▶ [Supplied data]

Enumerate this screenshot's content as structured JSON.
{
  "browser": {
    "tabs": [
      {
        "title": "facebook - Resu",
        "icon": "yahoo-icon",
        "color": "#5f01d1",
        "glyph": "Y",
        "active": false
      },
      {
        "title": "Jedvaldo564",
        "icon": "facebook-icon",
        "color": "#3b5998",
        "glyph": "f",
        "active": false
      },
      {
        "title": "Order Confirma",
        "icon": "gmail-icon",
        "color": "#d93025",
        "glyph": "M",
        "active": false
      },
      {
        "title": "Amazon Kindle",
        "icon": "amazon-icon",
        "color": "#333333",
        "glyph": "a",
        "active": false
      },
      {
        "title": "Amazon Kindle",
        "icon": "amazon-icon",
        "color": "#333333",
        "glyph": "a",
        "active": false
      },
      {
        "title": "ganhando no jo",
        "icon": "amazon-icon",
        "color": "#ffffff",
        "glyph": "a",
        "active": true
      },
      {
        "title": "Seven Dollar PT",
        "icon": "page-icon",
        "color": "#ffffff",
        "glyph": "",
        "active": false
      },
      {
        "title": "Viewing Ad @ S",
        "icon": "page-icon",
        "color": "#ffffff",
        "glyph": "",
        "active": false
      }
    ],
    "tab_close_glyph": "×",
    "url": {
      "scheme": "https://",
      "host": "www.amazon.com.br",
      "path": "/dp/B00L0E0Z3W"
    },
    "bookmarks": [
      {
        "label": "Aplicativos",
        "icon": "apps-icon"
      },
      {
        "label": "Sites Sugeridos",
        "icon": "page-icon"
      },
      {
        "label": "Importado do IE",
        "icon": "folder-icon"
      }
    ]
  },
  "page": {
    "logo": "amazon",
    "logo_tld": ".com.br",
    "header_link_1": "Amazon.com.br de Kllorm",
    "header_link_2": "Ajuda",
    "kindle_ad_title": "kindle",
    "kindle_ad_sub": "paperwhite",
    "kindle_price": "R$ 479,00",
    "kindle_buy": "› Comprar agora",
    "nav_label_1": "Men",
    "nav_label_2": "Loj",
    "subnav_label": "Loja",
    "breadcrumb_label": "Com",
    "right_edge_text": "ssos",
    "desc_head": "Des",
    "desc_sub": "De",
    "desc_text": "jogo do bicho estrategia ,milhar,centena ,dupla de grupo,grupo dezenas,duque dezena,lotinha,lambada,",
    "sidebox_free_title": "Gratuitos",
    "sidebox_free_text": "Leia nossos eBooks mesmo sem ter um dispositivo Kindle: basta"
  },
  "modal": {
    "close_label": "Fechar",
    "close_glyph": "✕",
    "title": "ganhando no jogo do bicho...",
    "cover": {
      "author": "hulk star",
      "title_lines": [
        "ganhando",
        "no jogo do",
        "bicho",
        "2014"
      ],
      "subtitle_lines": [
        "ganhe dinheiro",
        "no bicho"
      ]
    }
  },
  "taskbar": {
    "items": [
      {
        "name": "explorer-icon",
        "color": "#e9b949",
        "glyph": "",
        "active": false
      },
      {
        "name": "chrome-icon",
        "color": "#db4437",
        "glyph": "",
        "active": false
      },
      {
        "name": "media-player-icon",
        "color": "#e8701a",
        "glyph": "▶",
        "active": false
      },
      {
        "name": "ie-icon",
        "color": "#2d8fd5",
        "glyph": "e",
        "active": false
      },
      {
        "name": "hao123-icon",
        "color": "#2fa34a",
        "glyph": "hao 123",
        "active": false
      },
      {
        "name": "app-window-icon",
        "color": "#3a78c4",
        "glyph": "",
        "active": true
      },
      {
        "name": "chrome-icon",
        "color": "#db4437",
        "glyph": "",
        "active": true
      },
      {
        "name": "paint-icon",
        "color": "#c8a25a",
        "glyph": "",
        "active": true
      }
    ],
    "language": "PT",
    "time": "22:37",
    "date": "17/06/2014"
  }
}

▶ [To do] Your task is to transcribe the listing above in full, exactly as given.

▶ [Right answer]
Enumerate this screenshot's content as structured JSON.
{
  "browser": {
    "tabs": [
      {
        "title": "facebook - Resu",
        "icon": "yahoo-icon",
        "color": "#5f01d1",
        "glyph": "Y",
        "active": false
      },
      {
        "title": "Jedvaldo564",
        "icon": "facebook-icon",
        "color": "#3b5998",
        "glyph": "f",
        "active": false
      },
      {
        "title": "Order Confirma",
        "icon": "gmail-icon",
        "color": "#d93025",
        "glyph": "M",
        "active": false
      },
      {
        "title": "Amazon Kindle",
        "icon": "amazon-icon",
        "color": "#333333",
        "glyph": "a",
        "active": false
      },
      {
        "title": "Amazon Kindle",
        "icon": "amazon-icon",
        "color": "#333333",
        "glyph": "a",
        "active": false
      },
      {
        "title": "ganhando no jo",
        "icon": "amazon-icon",
        "color": "#ffffff",
        "glyph": "a",
        "active": true
      },
      {
        "title": "Seven Dollar PT",
        "icon": "page-icon",
        "color": "#ffffff",
        "glyph": "",
        "active": false
      },
      {
        "title": "Viewing Ad @ S",
        "icon": "page-icon",
        "color": "#ffffff",
        "glyph": "",
        "active": false
      }
    ],
    "tab_close_glyph": "×",
    "url": {
      "scheme": "https://",
      "host": "www.amazon.com.br",
      "path": "/dp/B00L0E0Z3W"
    },
    "bookmarks": [
      {
        "label": "Aplicativos",
        "icon": "apps-icon"
      },
      {
        "label": "Sites Sugeridos",
        "icon": "page-icon"
      },
      {
        "label": "Importado do IE",
        "icon": "folder-icon"
      }
    ]
  },
  "page": {
    "logo": "amazon",
    "logo_tld": ".com.br",
    "header_link_1": "Amazon.com.br de Kllorm",
    "header_link_2": "Ajuda",
    "kindle_ad_title": "kindle",
    "kindle_ad_sub": "paperwhite",
    "kindle_price": "R$ 479,00",
    "kindle_buy": "› Comprar agora",
    "nav_label_1": "Men",
    "nav_label_2": "Loj",
    "subnav_label": "Loja",
    "breadcrumb_label": "Com",
    "right_edge_text": "ssos",
    "desc_head": "Des",
    "desc_sub": "De",
    "desc_text": "jogo do bicho estrategia ,milhar,centena ,dupla de grupo,grupo dezenas,duque dezena,lotinha,lambada,",
    "sidebox_free_title": "Gratuitos",
    "sidebox_free_text": "Leia nossos eBooks mesmo sem ter um dispositivo Kindle: basta"
  },
  "modal": {
    "close_label": "Fechar",
    "close_glyph": "✕",
    "title": "ganhando no jogo do bicho...",
    "cover": {
      "author": "hulk star",
      "title_lines": [
        "ganhando",
        "no jogo do",
        "bicho",
        "2014"
      ],
      "subtitle_lines": [
        "ganhe dinheiro",
        "no bicho"
      ]
    }
  },
  "taskbar": {
    "items": [
      {
        "name": "explorer-icon",
        "color": "#e9b949",
        "glyph": "",
        "active": false
      },
      {
        "name": "chrome-icon",
        "color": "#db4437",
        "glyph": "",
        "active": false
      },
      {
        "name": "media-player-icon",
        "color": "#e8701a",
        "glyph": "▶",
        "active": false
      },
      {
        "name": "ie-icon",
        "color": "#2d8fd5",
        "glyph": "e",
        "active": false
      },
      {
        "name": "hao123-icon",
        "color": "#2fa34a",
        "glyph": "hao 123",
        "active": false
      },
      {
        "name": "app-window-icon",
        "color": "#3a78c4",
        "glyph": "",
        "active": true
      },
      {
        "name": "chrome-icon",
        "color": "#db4437",
        "glyph": "",
        "active": true
      },
      {
        "name": "paint-icon",
        "color": "#c8a25a",
        "glyph": "",
        "active": true
      }
    ],
    "language": "PT",
    "time": "22:37",
    "date": "17/06/2014"
  }
}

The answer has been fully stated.